==== Recorded data ====

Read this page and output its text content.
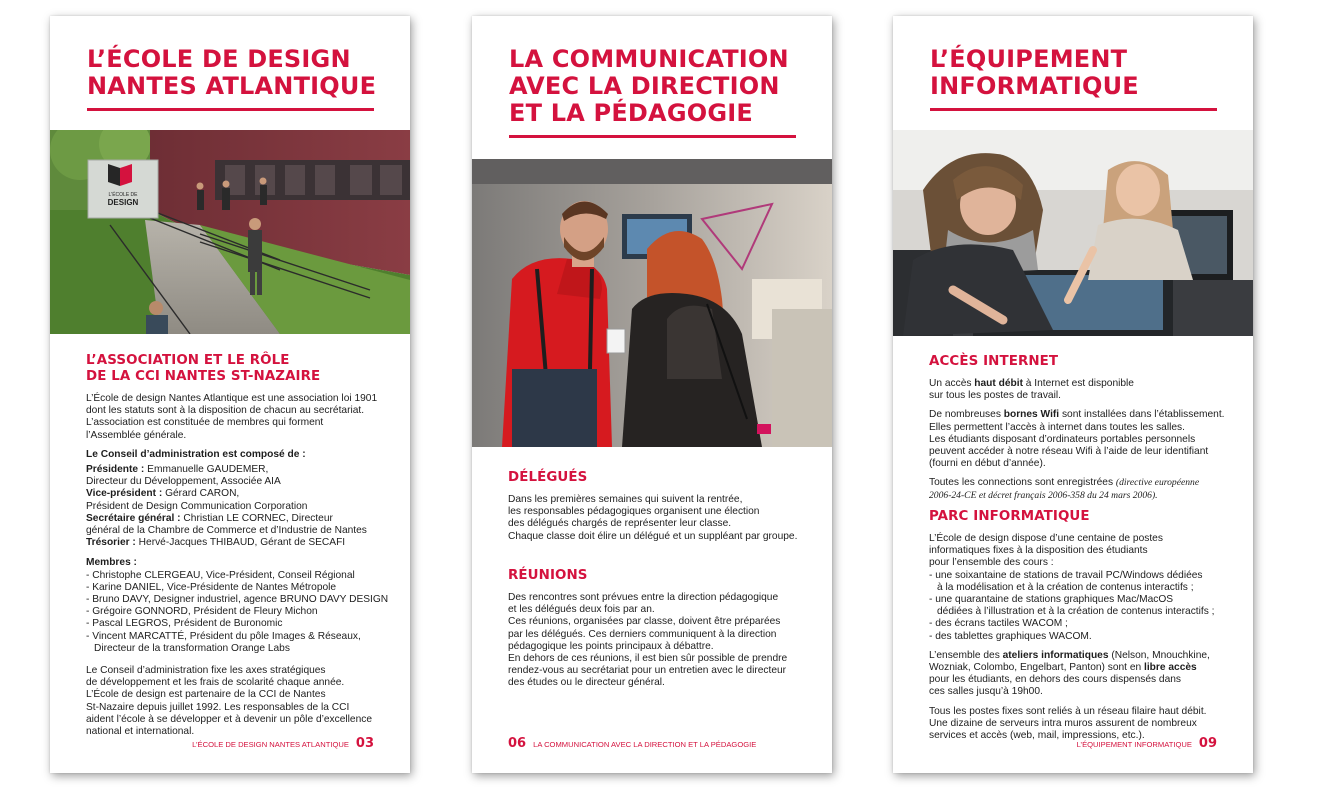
L’ÉCOLE DE DESIGN
NANTES ATLANTIQUE
L'ÉCOLE DE
DESIGN
L’ASSOCIATION ET LE RÔLE
DE LA CCI NANTES ST-NAZAIRE
L’École de design Nantes Atlantique est une association loi 1901
dont les statuts sont à la disposition de chacun au secrétariat.
L’association est constituée de membres qui forment
l’Assemblée générale.
Le Conseil d’administration est composé de :
Présidente : Emmanuelle GAUDEMER,
Directeur du Développement, Associée AIA
Vice-président : Gérard CARON,
Président de Design Communication Corporation
Secrétaire général : Christian LE CORNEC, Directeur
général de la Chambre de Commerce et d’Industrie de Nantes
Trésorier : Hervé-Jacques THIBAUD, Gérant de SECAFI
Membres :
- Christophe CLERGEAU, Vice-Président, Conseil Régional
- Karine DANIEL, Vice-Présidente de Nantes Métropole
- Bruno DAVY, Designer industriel, agence BRUNO DAVY DESIGN
- Grégoire GONNORD, Président de Fleury Michon
- Pascal LEGROS, Président de Buronomic
- Vincent MARCATTÉ, Président du pôle Images & Réseaux,
Directeur de la transformation Orange Labs
Le Conseil d’administration fixe les axes stratégiques
de développement et les frais de scolarité chaque année.
L’École de design est partenaire de la CCI de Nantes
St-Nazaire depuis juillet 1992. Les responsables de la CCI
aident l’école à se développer et à devenir un pôle d’excellence
national et international.
L’ÉCOLE DE DESIGN NANTES ATLANTIQUE 03
LA COMMUNICATION
AVEC LA DIRECTION
ET LA PÉDAGOGIE
DÉLÉGUÉS
Dans les premières semaines qui suivent la rentrée,
les responsables pédagogiques organisent une élection
des délégués chargés de représenter leur classe.
Chaque classe doit élire un délégué et un suppléant par groupe.
RÉUNIONS
Des rencontres sont prévues entre la direction pédagogique
et les délégués deux fois par an.
Ces réunions, organisées par classe, doivent être préparées
par les délégués. Ces derniers communiquent à la direction
pédagogique les points principaux à débattre.
En dehors de ces réunions, il est bien sûr possible de prendre
rendez-vous au secrétariat pour un entretien avec le directeur
des études ou le directeur général.
06 LA COMMUNICATION AVEC LA DIRECTION ET LA PÉDAGOGIE
L’ÉQUIPEMENT
INFORMATIQUE
ACCÈS INTERNET
Un accès haut débit à Internet est disponible
sur tous les postes de travail.
De nombreuses bornes Wifi sont installées dans l’établissement.
Elles permettent l’accès à internet dans toutes les salles.
Les étudiants disposant d’ordinateurs portables personnels
peuvent accéder à notre réseau Wifi à l’aide de leur identifiant
(fourni en début d’année).
Toutes les connections sont enregistrées (directive européenne
2006-24-CE et décret français 2006-358 du 24 mars 2006).
PARC INFORMATIQUE
L’École de design dispose d’une centaine de postes
informatiques fixes à la disposition des étudiants
pour l’ensemble des cours :
- une soixantaine de stations de travail PC/Windows dédiées
à la modélisation et à la création de contenus interactifs ;
- une quarantaine de stations graphiques Mac/MacOS
dédiées à l’illustration et à la création de contenus interactifs ;
- des écrans tactiles WACOM ;
- des tablettes graphiques WACOM.
L’ensemble des ateliers informatiques (Nelson, Mnouchkine,
Wozniak, Colombo, Engelbart, Panton) sont en libre accès
pour les étudiants, en dehors des cours dispensés dans
ces salles jusqu’à 19h00.
Tous les postes fixes sont reliés à un réseau filaire haut débit.
Une dizaine de serveurs intra muros assurent de nombreux
services et accès (web, mail, impressions, etc.).
L’ÉQUIPEMENT INFORMATIQUE 09
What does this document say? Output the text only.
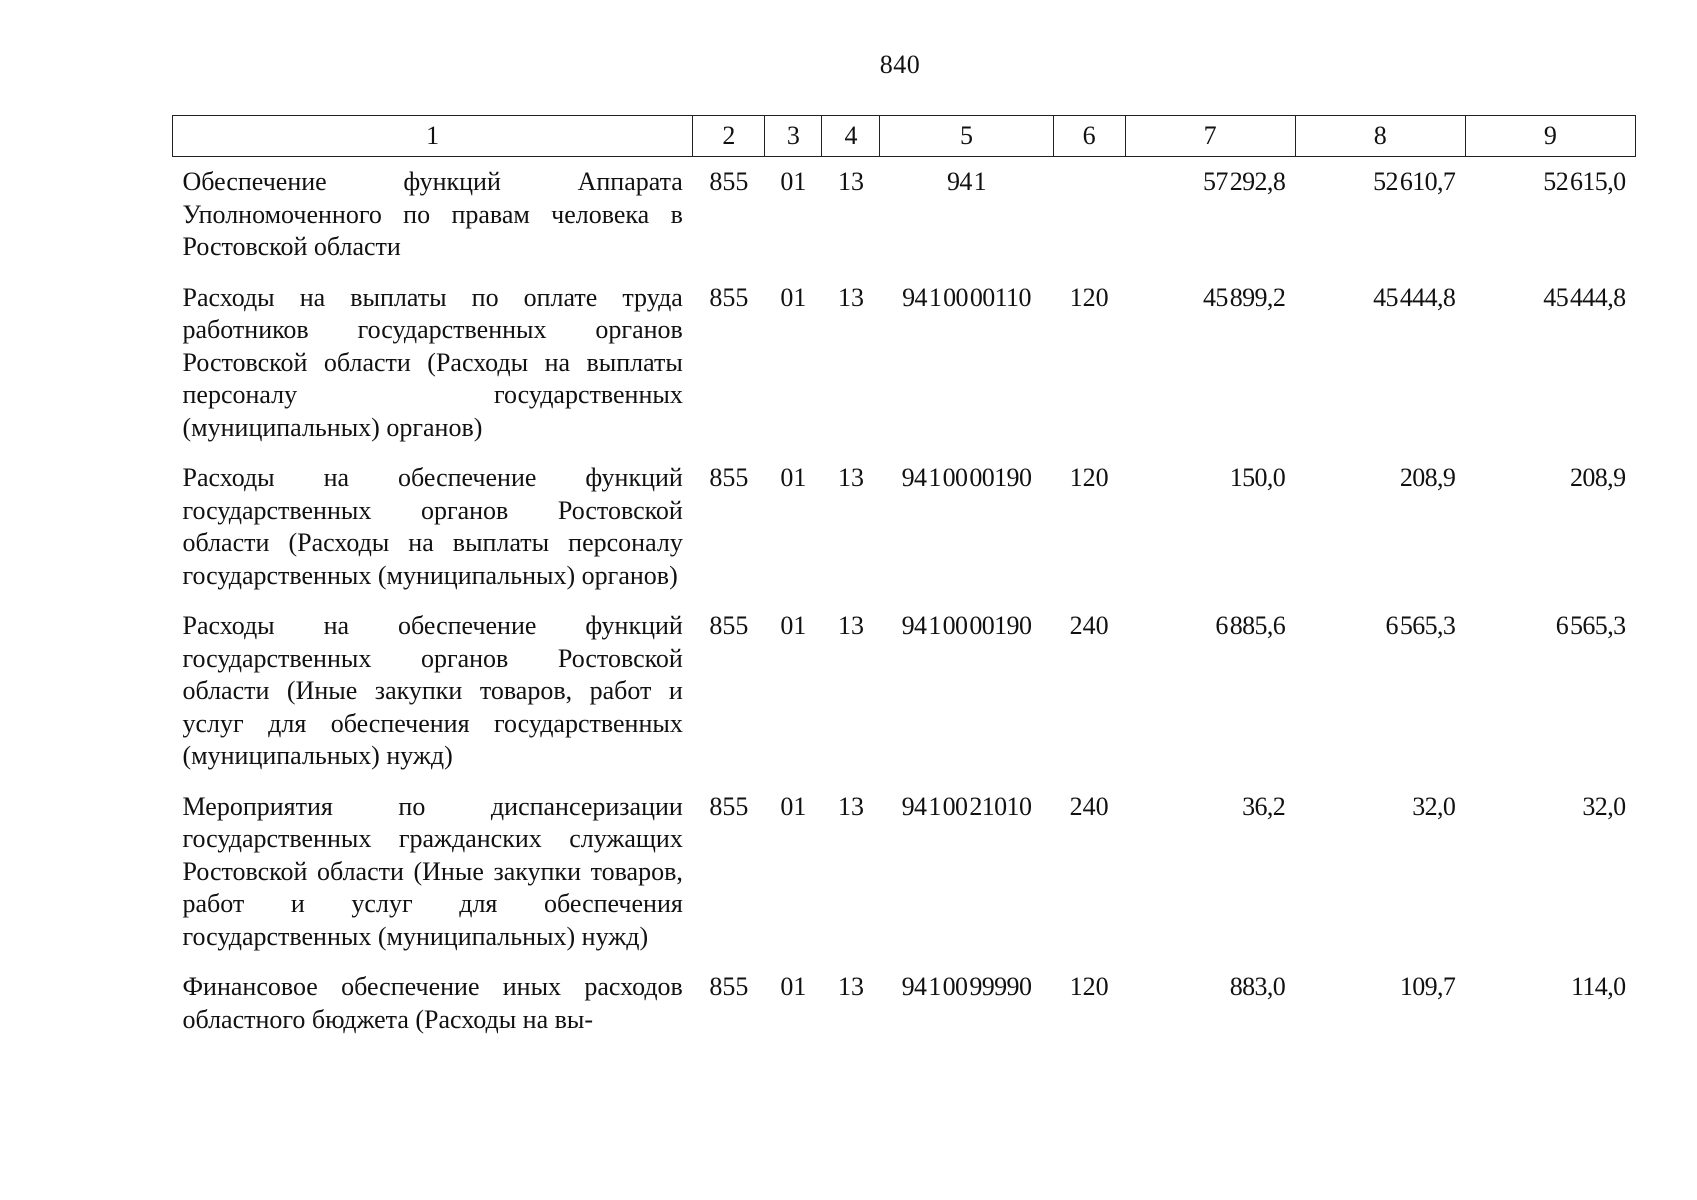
840
1	2	3	4	5	6	7	8	9
Обеспечение функций Аппарата Уполномоченного по правам человека в Ростовской области	855	01	13	94 1		57 292,8	52 610,7	52 615,0
Расходы на выплаты по оплате труда работников государственных органов Ростовской области (Расходы на выплаты персоналу государственных (муниципальных) органов)	855	01	13	94 1 00 00110	120	45 899,2	45 444,8	45 444,8
Расходы на обеспечение функций государственных органов Ростовской области (Расходы на выплаты персоналу государственных (муниципальных) органов)	855	01	13	94 1 00 00190	120	150,0	208,9	208,9
Расходы на обеспечение функций государственных органов Ростовской области (Иные закупки товаров, работ и услуг для обеспечения государственных (муниципальных) нужд)	855	01	13	94 1 00 00190	240	6 885,6	6 565,3	6 565,3
Мероприятия по диспансеризации государственных гражданских служащих Ростовской области (Иные закупки товаров, работ и услуг для обеспечения государственных (муниципальных) нужд)	855	01	13	94 1 00 21010	240	36,2	32,0	32,0
Финансовое обеспечение иных расходов областного бюджета (Расходы на вы-	855	01	13	94 1 00 99990	120	883,0	109,7	114,0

====

» Work to be completed
Repeat the data exactly, excluding the pictures.

» The solution
Read this page and output its text content.
L’ÉCOLE DE DESIGN
NANTES ATLANTIQUE
L'ÉCOLE DE
DESIGN
L’ASSOCIATION ET LE RÔLE
DE LA CCI NANTES ST-NAZAIRE
L’École de design Nantes Atlantique est une association loi 1901
dont les statuts sont à la disposition de chacun au secrétariat.
L’association est constituée de membres qui forment
l’Assemblée générale.
Le Conseil d’administration est composé de :
Présidente : Emmanuelle GAUDEMER,
Directeur du Développement, Associée AIA
Vice-président : Gérard CARON,
Président de Design Communication Corporation
Secrétaire général : Christian LE CORNEC, Directeur
général de la Chambre de Commerce et d’Industrie de Nantes
Trésorier : Hervé-Jacques THIBAUD, Gérant de SECAFI
Membres :
- Christophe CLERGEAU, Vice-Président, Conseil Régional
- Karine DANIEL, Vice-Présidente de Nantes Métropole
- Bruno DAVY, Designer industriel, agence BRUNO DAVY DESIGN
- Grégoire GONNORD, Président de Fleury Michon
- Pascal LEGROS, Président de Buronomic
- Vincent MARCATTÉ, Président du pôle Images & Réseaux,
Directeur de la transformation Orange Labs
Le Conseil d’administration fixe les axes stratégiques
de développement et les frais de scolarité chaque année.
L’École de design est partenaire de la CCI de Nantes
St-Nazaire depuis juillet 1992. Les responsables de la CCI
aident l’école à se développer et à devenir un pôle d’excellence
national et international.
L’ÉCOLE DE DESIGN NANTES ATLANTIQUE 03
LA COMMUNICATION
AVEC LA DIRECTION
ET LA PÉDAGOGIE
DÉLÉGUÉS
Dans les premières semaines qui suivent la rentrée,
les responsables pédagogiques organisent une élection
des délégués chargés de représenter leur classe.
Chaque classe doit élire un délégué et un suppléant par groupe.
RÉUNIONS
Des rencontres sont prévues entre la direction pédagogique
et les délégués deux fois par an.
Ces réunions, organisées par classe, doivent être préparées
par les délégués. Ces derniers communiquent à la direction
pédagogique les points principaux à débattre.
En dehors de ces réunions, il est bien sûr possible de prendre
rendez-vous au secrétariat pour un entretien avec le directeur
des études ou le directeur général.
06 LA COMMUNICATION AVEC LA DIRECTION ET LA PÉDAGOGIE
L’ÉQUIPEMENT
INFORMATIQUE
ACCÈS INTERNET
Un accès haut débit à Internet est disponible
sur tous les postes de travail.
De nombreuses bornes Wifi sont installées dans l’établissement.
Elles permettent l’accès à internet dans toutes les salles.
Les étudiants disposant d’ordinateurs portables personnels
peuvent accéder à notre réseau Wifi à l’aide de leur identifiant
(fourni en début d’année).
Toutes les connections sont enregistrées (directive européenne
2006-24-CE et décret français 2006-358 du 24 mars 2006).
PARC INFORMATIQUE
L’École de design dispose d’une centaine de postes
informatiques fixes à la disposition des étudiants
pour l’ensemble des cours :
- une soixantaine de stations de travail PC/Windows dédiées
à la modélisation et à la création de contenus interactifs ;
- une quarantaine de stations graphiques Mac/MacOS
dédiées à l’illustration et à la création de contenus interactifs ;
- des écrans tactiles WACOM ;
- des tablettes graphiques WACOM.
L’ensemble des ateliers informatiques (Nelson, Mnouchkine,
Wozniak, Colombo, Engelbart, Panton) sont en libre accès
pour les étudiants, en dehors des cours dispensés dans
ces salles jusqu’à 19h00.
Tous les postes fixes sont reliés à un réseau filaire haut débit.
Une dizaine de serveurs intra muros assurent de nombreux
services et accès (web, mail, impressions, etc.).
L’ÉQUIPEMENT INFORMATIQUE 09
What does this document say? Output the text only.
840
1	2	3	4	5	6	7	8	9
Обеспечение функций Аппарата Уполномоченного по правам человека в Ростовской области	855	01	13	94 1		57 292,8	52 610,7	52 615,0
Расходы на выплаты по оплате труда работников государственных органов Ростовской области (Расходы на выплаты персоналу государственных (муниципальных) органов)	855	01	13	94 1 00 00110	120	45 899,2	45 444,8	45 444,8
Расходы на обеспечение функций государственных органов Ростовской области (Расходы на выплаты персоналу государственных (муниципальных) органов)	855	01	13	94 1 00 00190	120	150,0	208,9	208,9
Расходы на обеспечение функций государственных органов Ростовской области (Иные закупки товаров, работ и услуг для обеспечения государственных (муниципальных) нужд)	855	01	13	94 1 00 00190	240	6 885,6	6 565,3	6 565,3
Мероприятия по диспансеризации государственных гражданских служащих Ростовской области (Иные закупки товаров, работ и услуг для обеспечения государственных (муниципальных) нужд)	855	01	13	94 1 00 21010	240	36,2	32,0	32,0
Финансовое обеспечение иных расходов областного бюджета (Расходы на вы-	855	01	13	94 1 00 99990	120	883,0	109,7	114,0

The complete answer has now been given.